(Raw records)
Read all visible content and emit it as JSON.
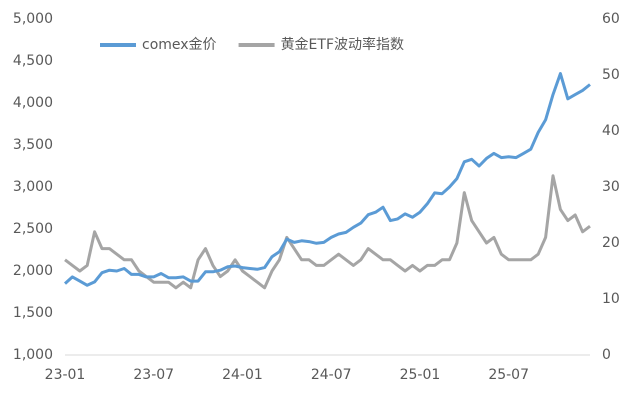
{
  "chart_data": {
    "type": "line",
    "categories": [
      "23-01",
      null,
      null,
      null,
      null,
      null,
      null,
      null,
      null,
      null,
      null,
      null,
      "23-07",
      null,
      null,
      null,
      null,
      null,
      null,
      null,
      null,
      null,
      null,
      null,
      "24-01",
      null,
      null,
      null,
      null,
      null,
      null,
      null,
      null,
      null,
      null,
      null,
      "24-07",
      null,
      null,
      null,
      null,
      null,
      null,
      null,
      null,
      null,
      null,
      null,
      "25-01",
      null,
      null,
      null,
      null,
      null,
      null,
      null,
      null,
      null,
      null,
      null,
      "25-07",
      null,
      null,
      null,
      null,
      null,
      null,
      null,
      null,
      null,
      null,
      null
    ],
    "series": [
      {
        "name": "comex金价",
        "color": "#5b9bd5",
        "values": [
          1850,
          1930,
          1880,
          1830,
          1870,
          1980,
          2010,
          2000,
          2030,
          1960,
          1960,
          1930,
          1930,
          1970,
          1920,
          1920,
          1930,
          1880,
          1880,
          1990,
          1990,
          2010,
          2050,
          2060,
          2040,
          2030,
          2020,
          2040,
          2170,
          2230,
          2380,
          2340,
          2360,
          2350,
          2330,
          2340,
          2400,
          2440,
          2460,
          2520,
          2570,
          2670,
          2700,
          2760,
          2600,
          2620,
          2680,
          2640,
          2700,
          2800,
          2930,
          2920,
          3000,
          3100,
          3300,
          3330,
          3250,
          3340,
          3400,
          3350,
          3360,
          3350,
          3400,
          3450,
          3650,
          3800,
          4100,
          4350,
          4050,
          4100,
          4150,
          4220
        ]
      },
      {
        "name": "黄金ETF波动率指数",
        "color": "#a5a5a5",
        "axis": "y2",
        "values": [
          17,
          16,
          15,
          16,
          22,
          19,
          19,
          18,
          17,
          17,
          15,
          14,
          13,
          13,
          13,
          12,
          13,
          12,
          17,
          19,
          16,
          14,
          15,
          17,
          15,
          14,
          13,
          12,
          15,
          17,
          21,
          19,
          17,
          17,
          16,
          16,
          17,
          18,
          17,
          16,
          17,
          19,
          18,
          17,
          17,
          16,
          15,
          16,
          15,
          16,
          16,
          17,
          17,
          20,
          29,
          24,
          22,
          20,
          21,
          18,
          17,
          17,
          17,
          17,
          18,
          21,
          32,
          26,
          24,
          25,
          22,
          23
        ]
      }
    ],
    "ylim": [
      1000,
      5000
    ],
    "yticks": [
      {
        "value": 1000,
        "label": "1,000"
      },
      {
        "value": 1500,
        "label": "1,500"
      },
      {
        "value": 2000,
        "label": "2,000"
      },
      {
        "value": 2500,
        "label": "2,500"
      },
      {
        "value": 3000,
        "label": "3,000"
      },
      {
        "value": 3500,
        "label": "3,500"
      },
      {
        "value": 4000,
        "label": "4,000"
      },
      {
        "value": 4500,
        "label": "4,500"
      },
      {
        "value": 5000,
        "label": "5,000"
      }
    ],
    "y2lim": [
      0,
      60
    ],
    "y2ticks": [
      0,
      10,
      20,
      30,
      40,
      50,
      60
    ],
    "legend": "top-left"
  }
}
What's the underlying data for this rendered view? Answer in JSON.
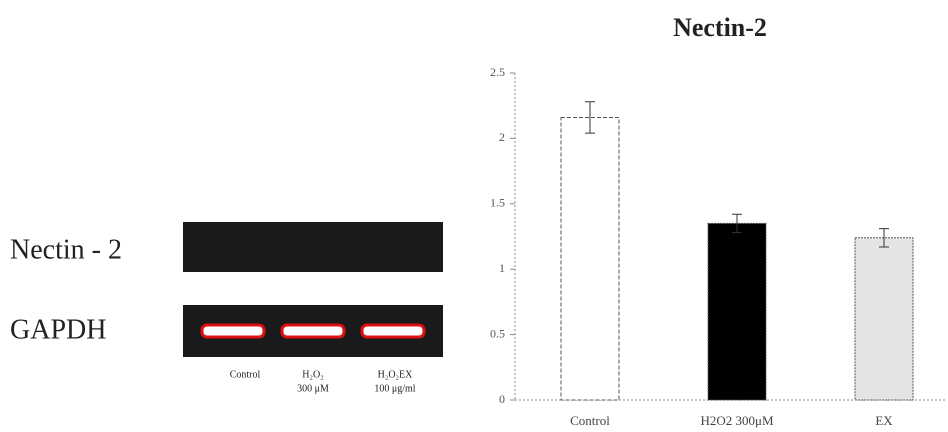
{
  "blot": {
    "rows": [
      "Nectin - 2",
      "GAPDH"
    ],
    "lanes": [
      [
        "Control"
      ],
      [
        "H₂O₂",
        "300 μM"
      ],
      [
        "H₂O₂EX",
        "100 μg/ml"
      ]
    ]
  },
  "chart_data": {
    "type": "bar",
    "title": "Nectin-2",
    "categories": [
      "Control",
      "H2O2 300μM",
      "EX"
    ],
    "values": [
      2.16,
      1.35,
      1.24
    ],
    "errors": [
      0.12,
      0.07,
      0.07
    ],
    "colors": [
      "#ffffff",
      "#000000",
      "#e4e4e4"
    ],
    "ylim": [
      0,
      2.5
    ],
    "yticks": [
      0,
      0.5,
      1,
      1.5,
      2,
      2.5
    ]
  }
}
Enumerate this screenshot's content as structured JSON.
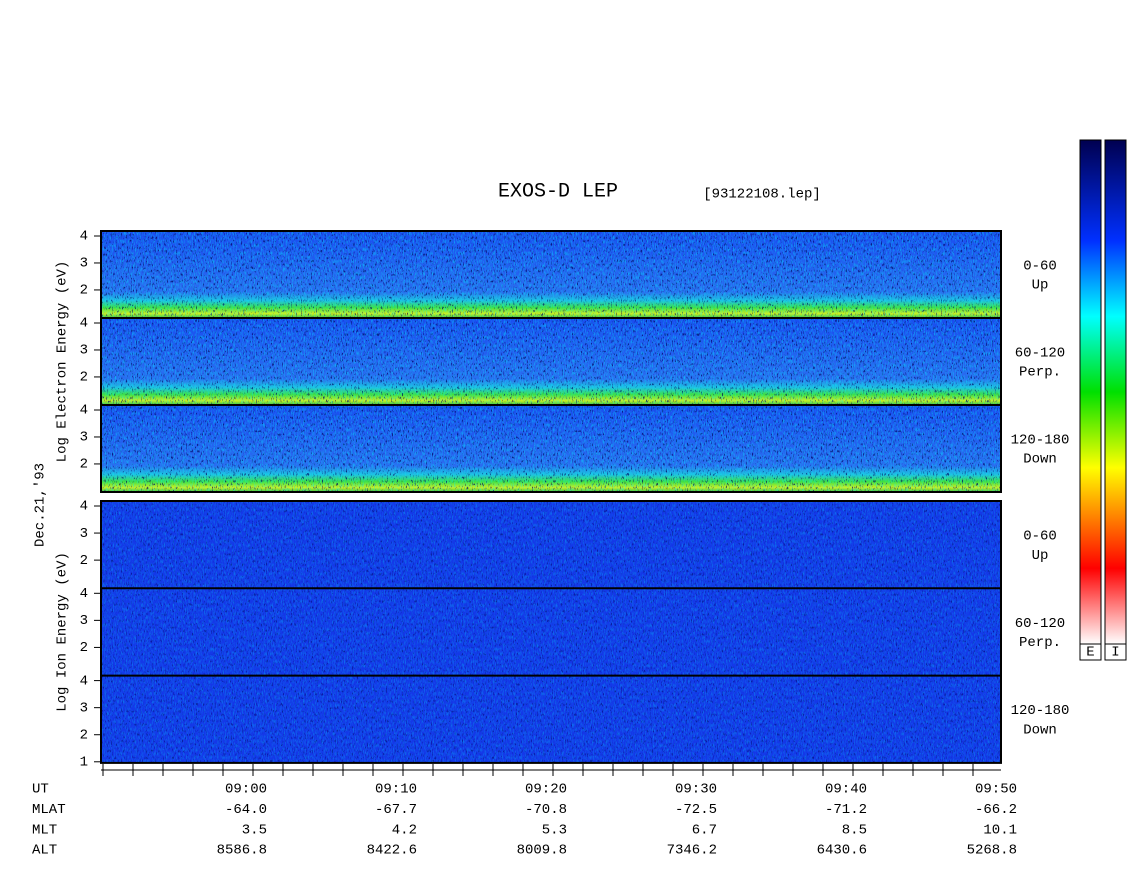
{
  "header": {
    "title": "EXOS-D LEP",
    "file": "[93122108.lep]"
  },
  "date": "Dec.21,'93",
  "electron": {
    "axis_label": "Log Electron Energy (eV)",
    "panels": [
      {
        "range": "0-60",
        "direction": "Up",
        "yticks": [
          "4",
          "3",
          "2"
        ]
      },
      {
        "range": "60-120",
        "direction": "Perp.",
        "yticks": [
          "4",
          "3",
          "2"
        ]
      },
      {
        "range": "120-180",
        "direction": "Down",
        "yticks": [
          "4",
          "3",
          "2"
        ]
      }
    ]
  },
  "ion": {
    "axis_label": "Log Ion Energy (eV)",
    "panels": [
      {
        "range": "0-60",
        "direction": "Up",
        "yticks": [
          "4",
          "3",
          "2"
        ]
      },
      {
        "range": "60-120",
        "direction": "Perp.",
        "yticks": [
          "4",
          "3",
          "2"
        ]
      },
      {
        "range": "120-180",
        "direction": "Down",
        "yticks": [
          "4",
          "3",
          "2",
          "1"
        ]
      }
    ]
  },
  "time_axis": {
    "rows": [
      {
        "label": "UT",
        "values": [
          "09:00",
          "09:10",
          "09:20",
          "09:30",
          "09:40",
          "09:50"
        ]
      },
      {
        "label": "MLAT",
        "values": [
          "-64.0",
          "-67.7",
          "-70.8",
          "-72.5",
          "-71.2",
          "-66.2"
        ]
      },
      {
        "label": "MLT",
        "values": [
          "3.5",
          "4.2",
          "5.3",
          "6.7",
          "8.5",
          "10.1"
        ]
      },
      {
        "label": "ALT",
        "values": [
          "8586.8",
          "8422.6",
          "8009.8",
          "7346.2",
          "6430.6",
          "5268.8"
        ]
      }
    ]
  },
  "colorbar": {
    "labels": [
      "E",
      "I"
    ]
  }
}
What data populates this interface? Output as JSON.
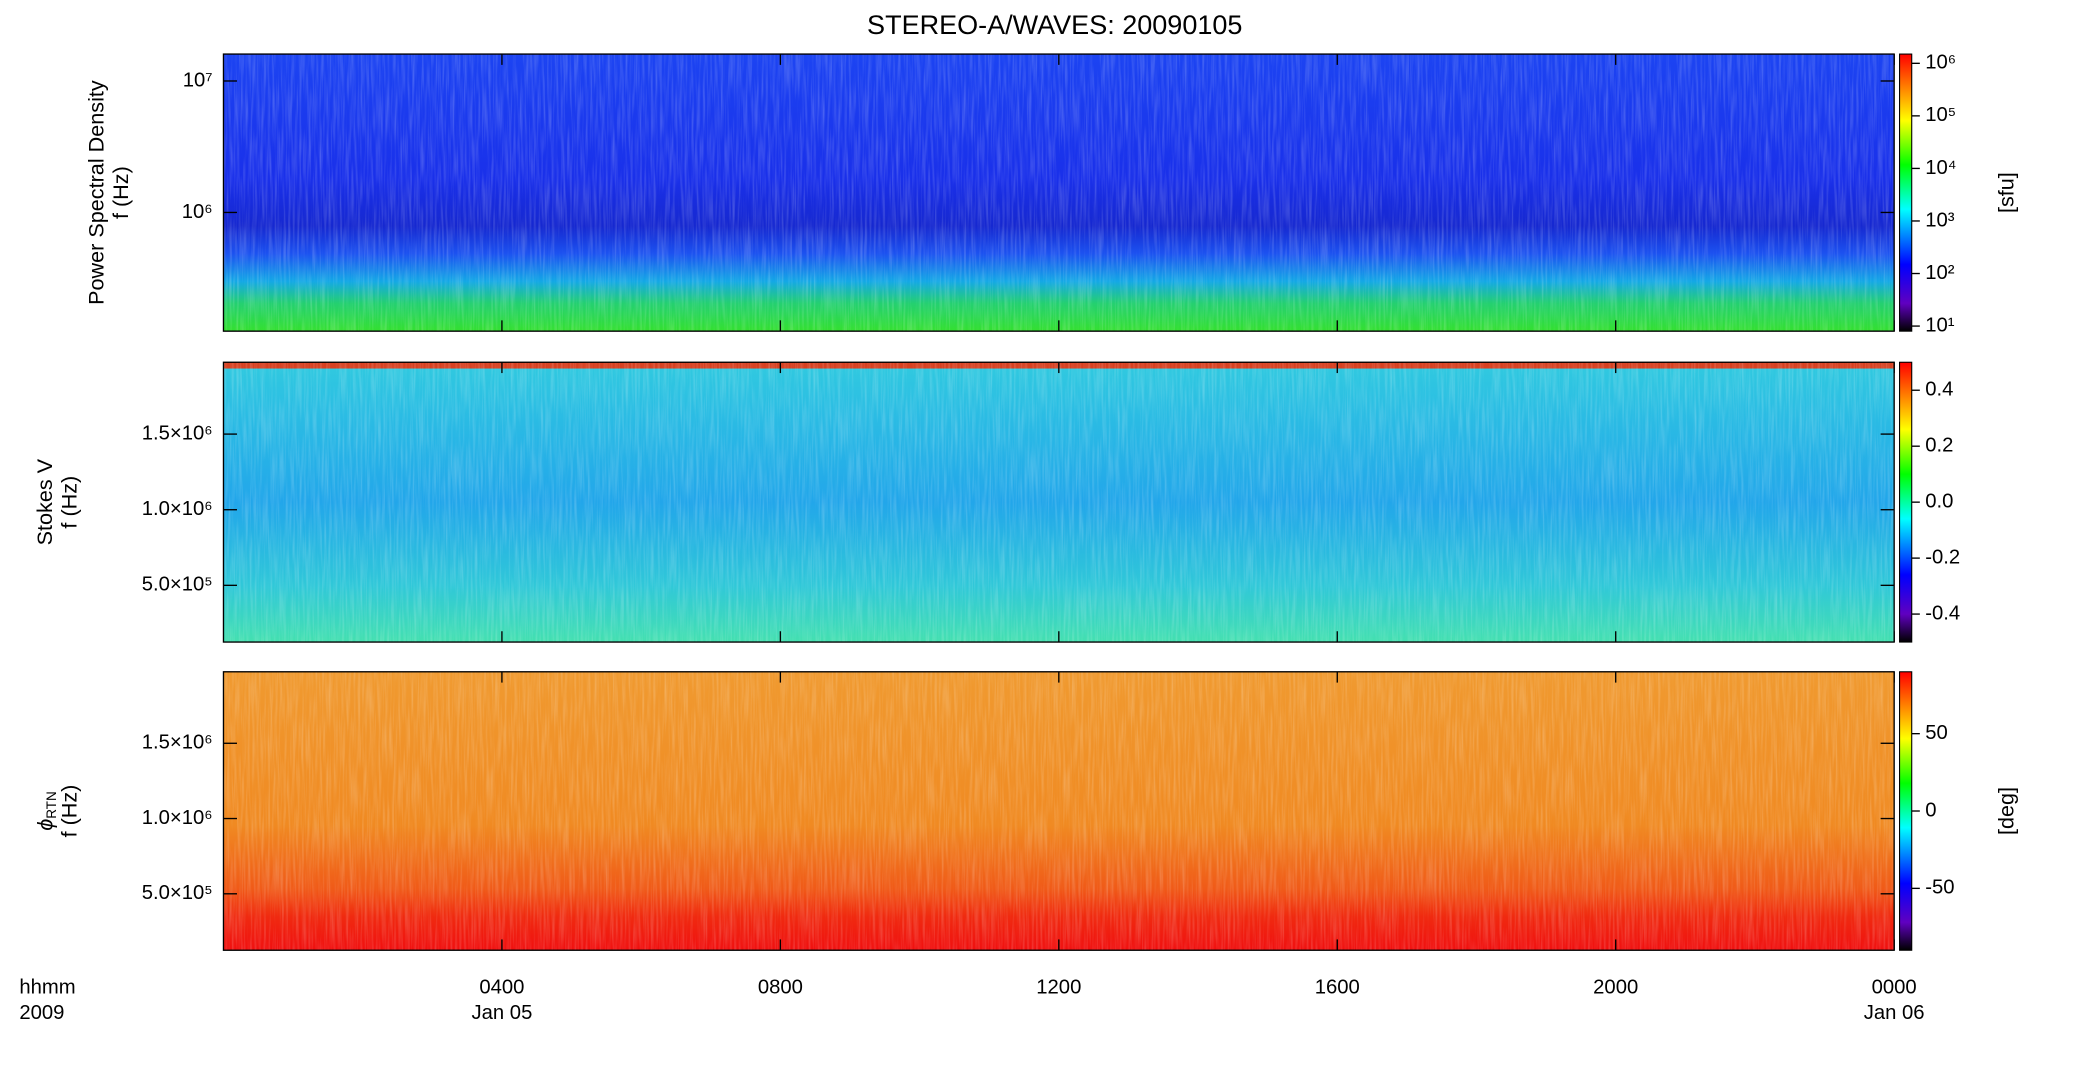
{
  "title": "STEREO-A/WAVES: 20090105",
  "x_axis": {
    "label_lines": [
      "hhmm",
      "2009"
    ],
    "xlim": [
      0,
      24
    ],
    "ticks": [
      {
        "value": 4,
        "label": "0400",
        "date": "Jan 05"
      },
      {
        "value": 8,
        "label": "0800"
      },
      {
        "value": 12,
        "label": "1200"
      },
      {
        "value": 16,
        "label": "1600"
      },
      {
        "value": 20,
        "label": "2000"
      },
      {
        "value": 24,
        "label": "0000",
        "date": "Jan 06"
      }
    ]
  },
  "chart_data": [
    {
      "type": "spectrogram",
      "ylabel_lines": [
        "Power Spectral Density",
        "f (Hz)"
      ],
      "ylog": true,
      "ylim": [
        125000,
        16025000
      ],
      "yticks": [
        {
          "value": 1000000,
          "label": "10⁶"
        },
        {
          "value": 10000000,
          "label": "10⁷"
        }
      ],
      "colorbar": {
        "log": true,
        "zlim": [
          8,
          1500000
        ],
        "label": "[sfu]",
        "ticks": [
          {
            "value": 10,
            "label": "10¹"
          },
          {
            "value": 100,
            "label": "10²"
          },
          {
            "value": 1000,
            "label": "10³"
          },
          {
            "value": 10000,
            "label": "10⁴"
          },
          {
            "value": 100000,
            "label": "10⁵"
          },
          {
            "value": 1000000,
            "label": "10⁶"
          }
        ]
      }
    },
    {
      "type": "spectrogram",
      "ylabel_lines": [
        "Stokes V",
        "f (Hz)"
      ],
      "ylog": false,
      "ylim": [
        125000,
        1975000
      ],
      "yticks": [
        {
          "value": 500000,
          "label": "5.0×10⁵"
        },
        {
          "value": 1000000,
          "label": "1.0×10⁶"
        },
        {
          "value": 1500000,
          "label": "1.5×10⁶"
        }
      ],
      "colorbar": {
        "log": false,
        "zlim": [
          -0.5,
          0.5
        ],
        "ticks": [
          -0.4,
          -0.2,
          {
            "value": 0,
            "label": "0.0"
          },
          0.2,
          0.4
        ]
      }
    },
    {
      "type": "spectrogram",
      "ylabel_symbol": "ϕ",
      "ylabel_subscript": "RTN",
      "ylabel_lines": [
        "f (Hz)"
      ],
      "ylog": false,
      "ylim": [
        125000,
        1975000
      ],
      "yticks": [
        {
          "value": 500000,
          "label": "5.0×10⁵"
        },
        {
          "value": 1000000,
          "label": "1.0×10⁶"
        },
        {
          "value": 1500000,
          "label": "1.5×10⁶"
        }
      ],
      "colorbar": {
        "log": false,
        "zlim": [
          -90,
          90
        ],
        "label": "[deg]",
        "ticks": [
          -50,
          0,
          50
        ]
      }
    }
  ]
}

Aim: Go over the data above and copy every line that has the word "this" in it.

Response to the exercise:
What's the underlying data for this rendered view? Answer in JSON.
Enumerate this screenshot's content as structured JSON.
What data populates this interface? Output as JSON.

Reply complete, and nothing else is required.